* [What to work on] State only how many lines contain the string "discussed".

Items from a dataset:

[start]

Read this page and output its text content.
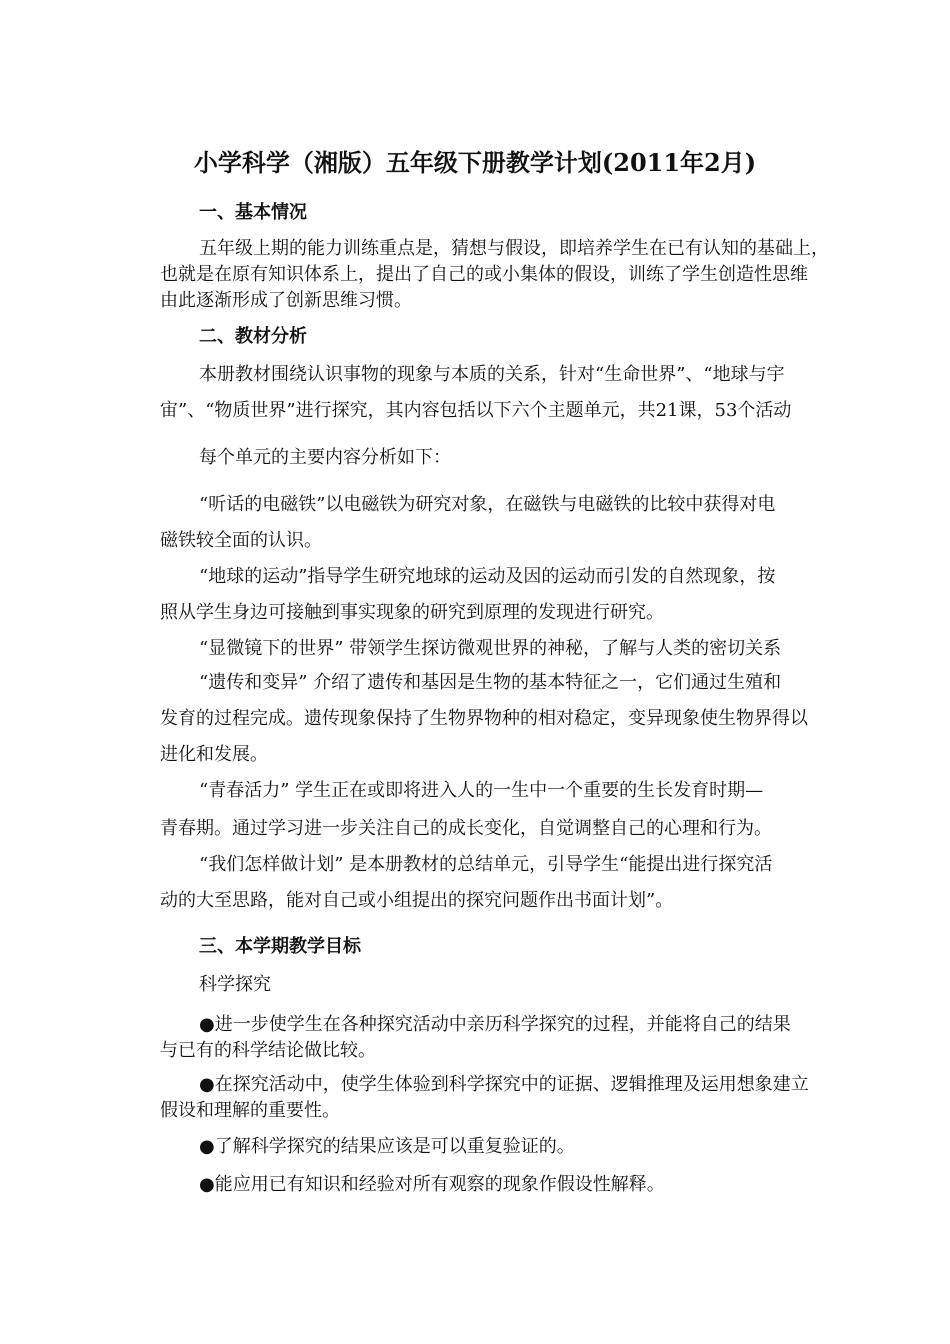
小学科学（湘版）五年级下册教学计划(2011年2月)
一、基本情况
五年级上期的能力训练重点是，猜想与假设，即培养学生在已有认知的基础上，
也就是在原有知识体系上，提出了自己的或小集体的假设，训练了学生创造性思维
由此逐渐形成了创新思维习惯。
二、教材分析
本册教材围绕认识事物的现象与本质的关系，针对“生命世界”、“地球与宇
宙”、“物质世界”进行探究，其内容包括以下六个主题单元，共21课，53个活动
每个单元的主要内容分析如下：
“听话的电磁铁”以电磁铁为研究对象，在磁铁与电磁铁的比较中获得对电
磁铁较全面的认识。
“地球的运动”指导学生研究地球的运动及因的运动而引发的自然现象，按
照从学生身边可接触到事实现象的研究到原理的发现进行研究。
“显微镜下的世界” 带领学生探访微观世界的神秘，了解与人类的密切关系
“遗传和变异” 介绍了遗传和基因是生物的基本特征之一，它们通过生殖和
发育的过程完成。遗传现象保持了生物界物种的相对稳定，变异现象使生物界得以
进化和发展。
“青春活力” 学生正在或即将进入人的一生中一个重要的生长发育时期—
青春期。通过学习进一步关注自己的成长变化，自觉调整自己的心理和行为。
“我们怎样做计划” 是本册教材的总结单元，引导学生“能提出进行探究活
动的大至思路，能对自己或小组提出的探究问题作出书面计划”。
三、本学期教学目标
科学探究
●进一步使学生在各种探究活动中亲历科学探究的过程，并能将自己的结果
与已有的科学结论做比较。
●在探究活动中，使学生体验到科学探究中的证据、逻辑推理及运用想象建立
假设和理解的重要性。
●了解科学探究的结果应该是可以重复验证的。
●能应用已有知识和经验对所有观察的现象作假设性解释。
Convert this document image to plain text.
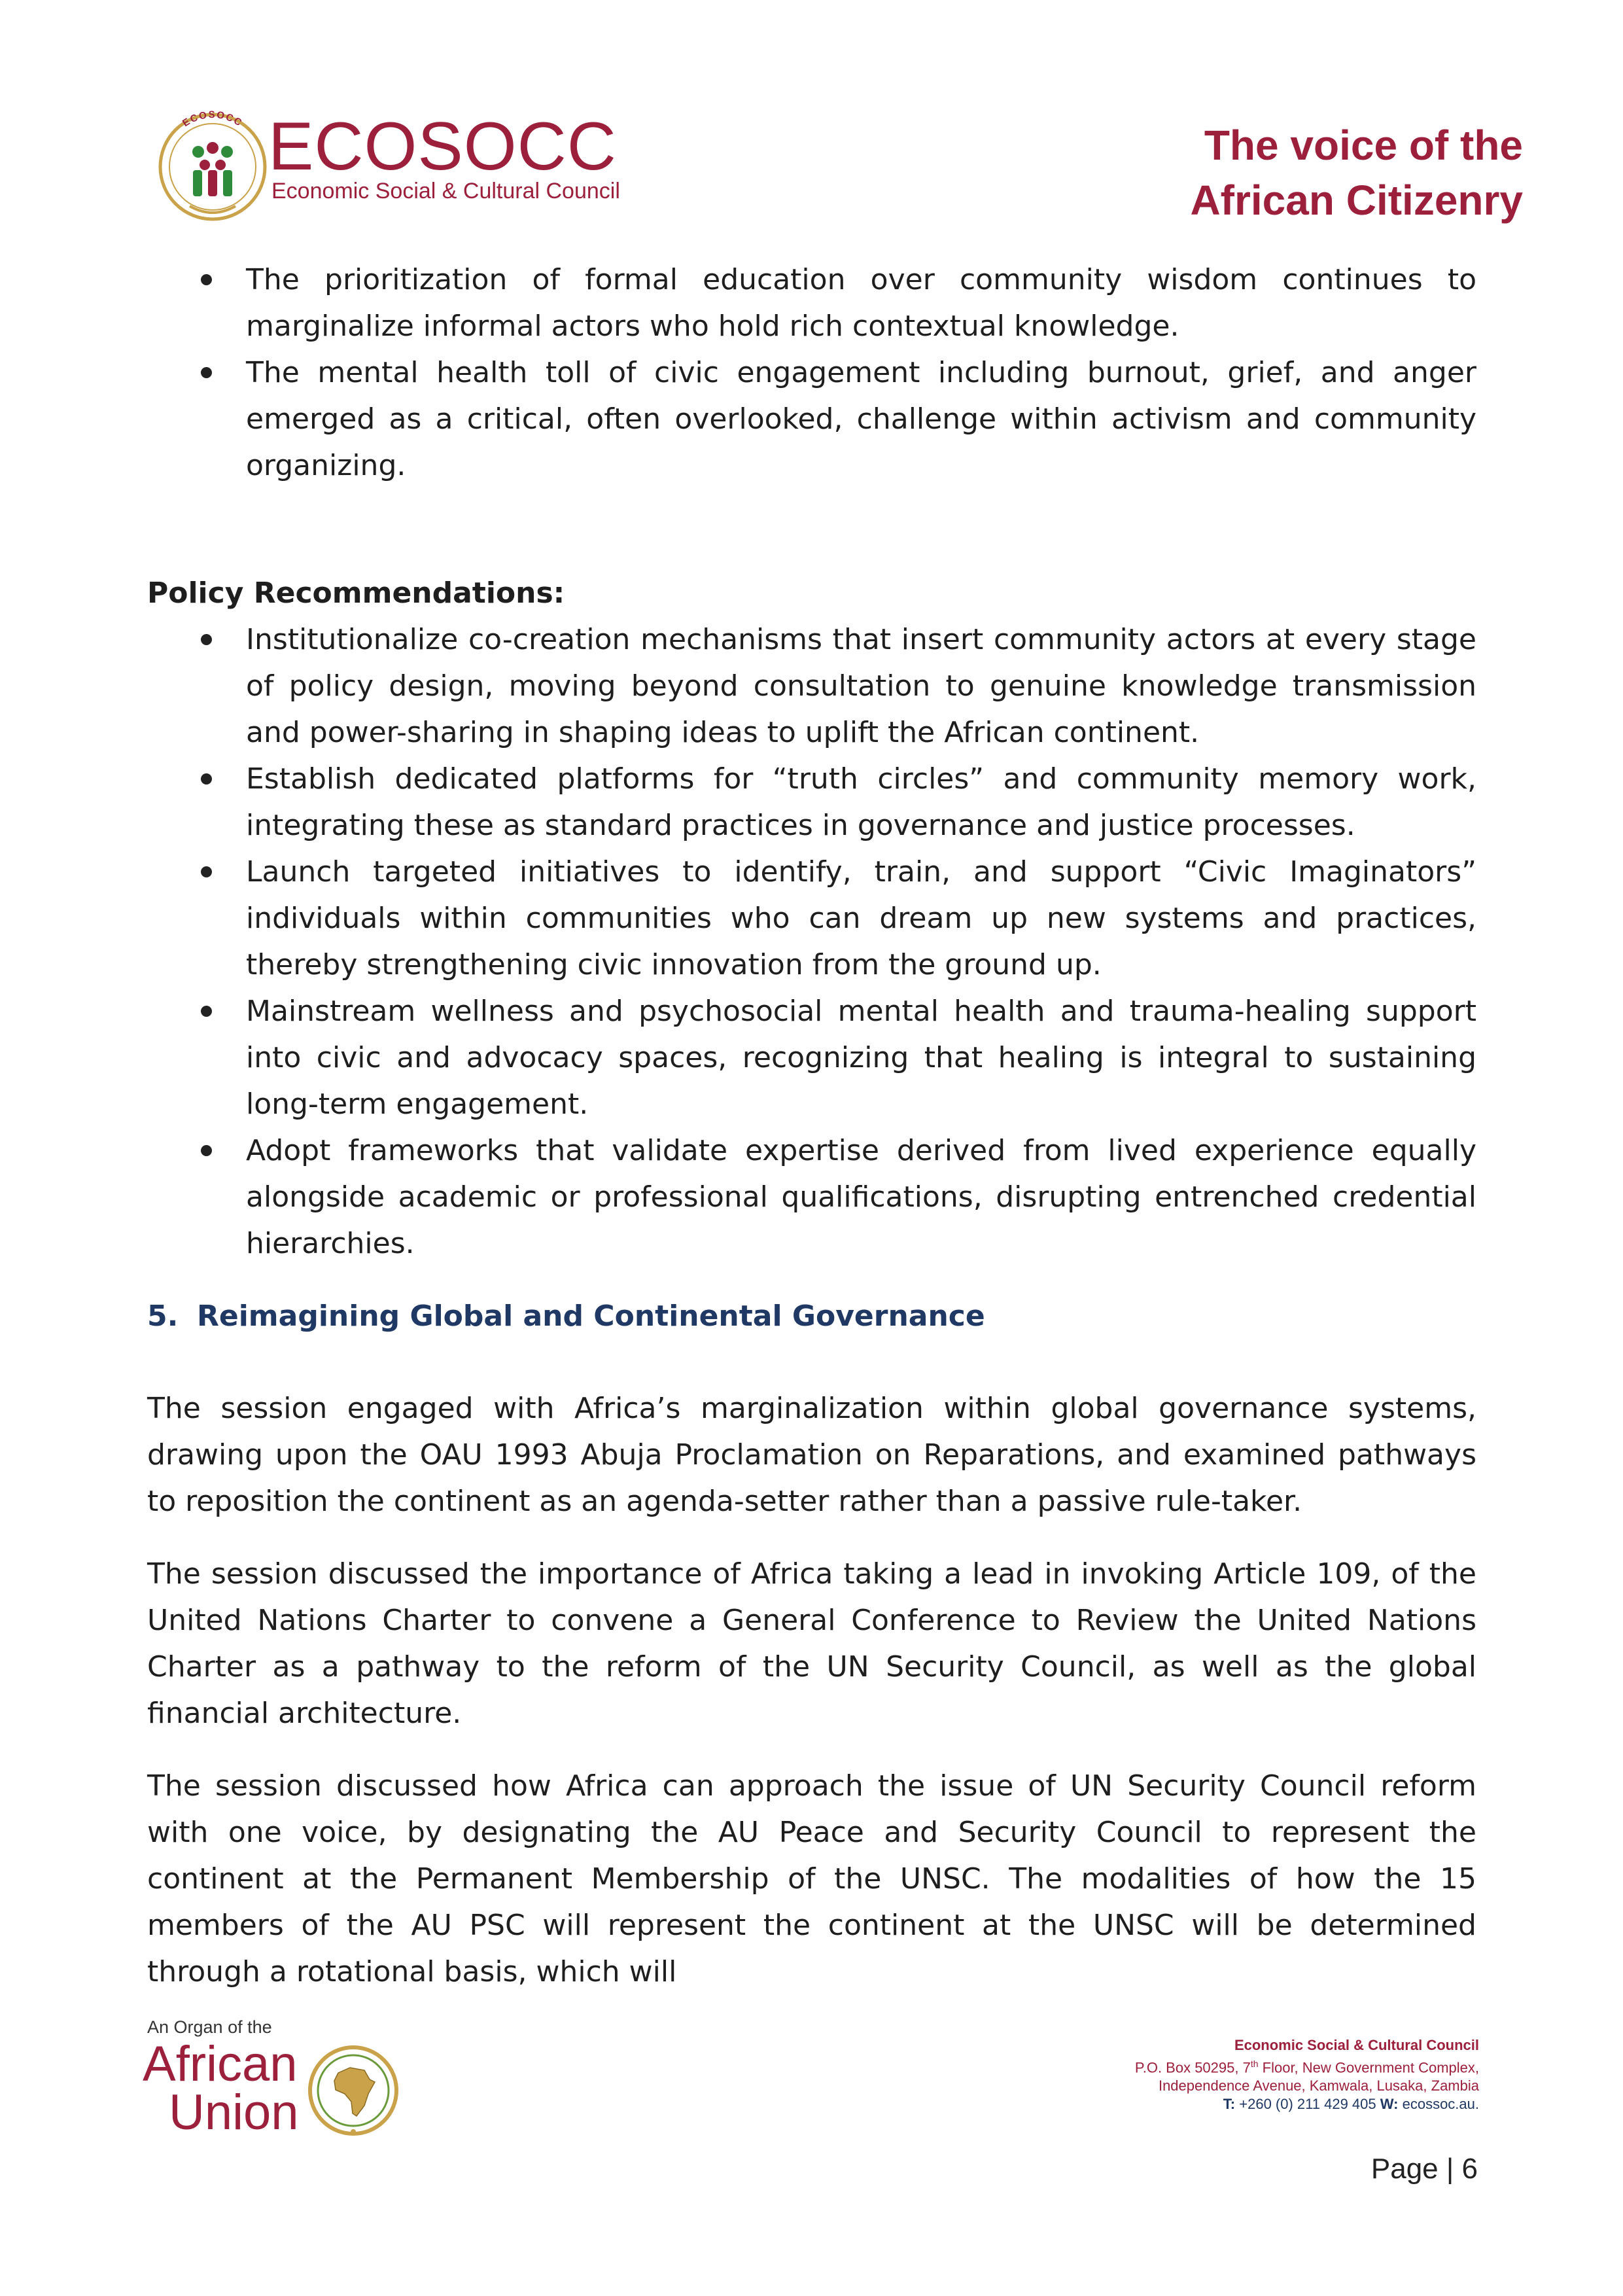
ECOSOCC ECOSOCC
Economic Social & Cultural Council
The voice of the
African Citizenry
The prioritization of formal education over community wisdom continues to marginalize informal actors who hold rich contextual knowledge.
The mental health toll of civic engagement including burnout, grief, and anger emerged as a critical, often overlooked, challenge within activism and community organizing.
Policy Recommendations:
Institutionalize co-creation mechanisms that insert community actors at every stage of policy design, moving beyond consultation to genuine knowledge transmission and power-sharing in shaping ideas to uplift the African continent.
Establish dedicated platforms for “truth circles” and community memory work, integrating these as standard practices in governance and justice processes.
Launch targeted initiatives to identify, train, and support “Civic Imaginators” individuals within communities who can dream up new systems and practices, thereby strengthening civic innovation from the ground up.
Mainstream wellness and psychosocial mental health and trauma-healing support into civic and advocacy spaces, recognizing that healing is integral to sustaining long-term engagement.
Adopt frameworks that validate expertise derived from lived experience equally alongside academic or professional qualifications, disrupting entrenched credential hierarchies.
5. Reimagining Global and Continental Governance

The session engaged with Africa’s marginalization within global governance systems, drawing upon the OAU 1993 Abuja Proclamation on Reparations, and examined pathways to reposition the continent as an agenda-setter rather than a passive rule-taker.

The session discussed the importance of Africa taking a lead in invoking Article 109, of the United Nations Charter to convene a General Conference to Review the United Nations Charter as a pathway to the reform of the UN Security Council, as well as the global financial architecture.

The session discussed how Africa can approach the issue of UN Security Council reform with one voice, by designating the AU Peace and Security Council to represent the continent at the Permanent Membership of the UNSC. The modalities of how the 15 members of the AU PSC will represent the continent at the UNSC will be determined through a rotational basis, which will

An Organ of the
African
Union
Economic Social & Cultural Council
P.O. Box 50295, 7th Floor, New Government Complex,
Independence Avenue, Kamwala, Lusaka, Zambia
T: +260 (0) 211 429 405 W: ecossoc.au.
Page | 6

[end]

* [Answer to the problem] 2